==== DATA FOR THIS EXERCISE

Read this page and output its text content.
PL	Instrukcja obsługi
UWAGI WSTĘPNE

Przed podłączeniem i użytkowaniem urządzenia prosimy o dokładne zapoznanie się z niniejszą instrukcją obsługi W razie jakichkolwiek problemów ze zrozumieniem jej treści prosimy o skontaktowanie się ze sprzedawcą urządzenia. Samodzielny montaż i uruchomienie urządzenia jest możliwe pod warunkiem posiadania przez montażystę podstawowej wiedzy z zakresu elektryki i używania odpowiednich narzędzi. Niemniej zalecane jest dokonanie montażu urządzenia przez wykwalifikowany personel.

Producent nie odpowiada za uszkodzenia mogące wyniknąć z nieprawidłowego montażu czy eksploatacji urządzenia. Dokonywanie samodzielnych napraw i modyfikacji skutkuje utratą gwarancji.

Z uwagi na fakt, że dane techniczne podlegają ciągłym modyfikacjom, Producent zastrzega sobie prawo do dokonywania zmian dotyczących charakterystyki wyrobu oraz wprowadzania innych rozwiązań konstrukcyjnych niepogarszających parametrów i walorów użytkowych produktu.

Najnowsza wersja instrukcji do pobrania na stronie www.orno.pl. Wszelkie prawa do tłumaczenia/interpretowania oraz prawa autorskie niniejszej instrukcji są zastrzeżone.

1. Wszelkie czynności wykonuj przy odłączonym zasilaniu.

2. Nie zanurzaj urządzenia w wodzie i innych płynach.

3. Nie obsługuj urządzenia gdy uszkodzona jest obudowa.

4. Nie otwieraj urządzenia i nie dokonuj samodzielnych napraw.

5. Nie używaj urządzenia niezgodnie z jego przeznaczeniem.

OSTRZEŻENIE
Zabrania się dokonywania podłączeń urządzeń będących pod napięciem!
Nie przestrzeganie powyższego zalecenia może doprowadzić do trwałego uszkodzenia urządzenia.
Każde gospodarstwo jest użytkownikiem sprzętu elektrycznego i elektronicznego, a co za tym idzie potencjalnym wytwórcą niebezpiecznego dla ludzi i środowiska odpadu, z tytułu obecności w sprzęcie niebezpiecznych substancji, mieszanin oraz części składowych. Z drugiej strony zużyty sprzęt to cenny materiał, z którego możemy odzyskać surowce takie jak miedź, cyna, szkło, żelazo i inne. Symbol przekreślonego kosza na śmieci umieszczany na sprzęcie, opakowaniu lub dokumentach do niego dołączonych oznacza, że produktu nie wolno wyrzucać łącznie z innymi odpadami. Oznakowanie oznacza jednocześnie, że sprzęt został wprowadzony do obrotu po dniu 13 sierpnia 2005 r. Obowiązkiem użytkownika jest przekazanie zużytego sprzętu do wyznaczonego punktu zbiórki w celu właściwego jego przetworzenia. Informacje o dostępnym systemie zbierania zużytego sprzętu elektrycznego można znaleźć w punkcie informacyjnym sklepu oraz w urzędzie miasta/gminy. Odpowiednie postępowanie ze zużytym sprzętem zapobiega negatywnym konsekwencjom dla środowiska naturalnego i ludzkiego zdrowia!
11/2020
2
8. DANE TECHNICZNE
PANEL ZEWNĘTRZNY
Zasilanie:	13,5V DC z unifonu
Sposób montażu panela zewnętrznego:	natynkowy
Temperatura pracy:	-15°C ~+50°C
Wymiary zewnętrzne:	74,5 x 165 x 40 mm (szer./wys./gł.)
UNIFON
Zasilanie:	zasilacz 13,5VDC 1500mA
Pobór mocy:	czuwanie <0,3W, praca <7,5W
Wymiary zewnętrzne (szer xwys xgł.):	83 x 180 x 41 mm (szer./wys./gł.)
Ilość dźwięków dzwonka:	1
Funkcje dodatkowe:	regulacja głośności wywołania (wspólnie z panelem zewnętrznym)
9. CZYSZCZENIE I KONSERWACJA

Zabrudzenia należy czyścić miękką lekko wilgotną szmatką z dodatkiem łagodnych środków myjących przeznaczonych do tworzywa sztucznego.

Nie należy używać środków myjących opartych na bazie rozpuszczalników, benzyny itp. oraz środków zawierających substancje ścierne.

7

========

Of all the lines in the material above, how many contain the word "uszkodzenia"? Give only the count.

2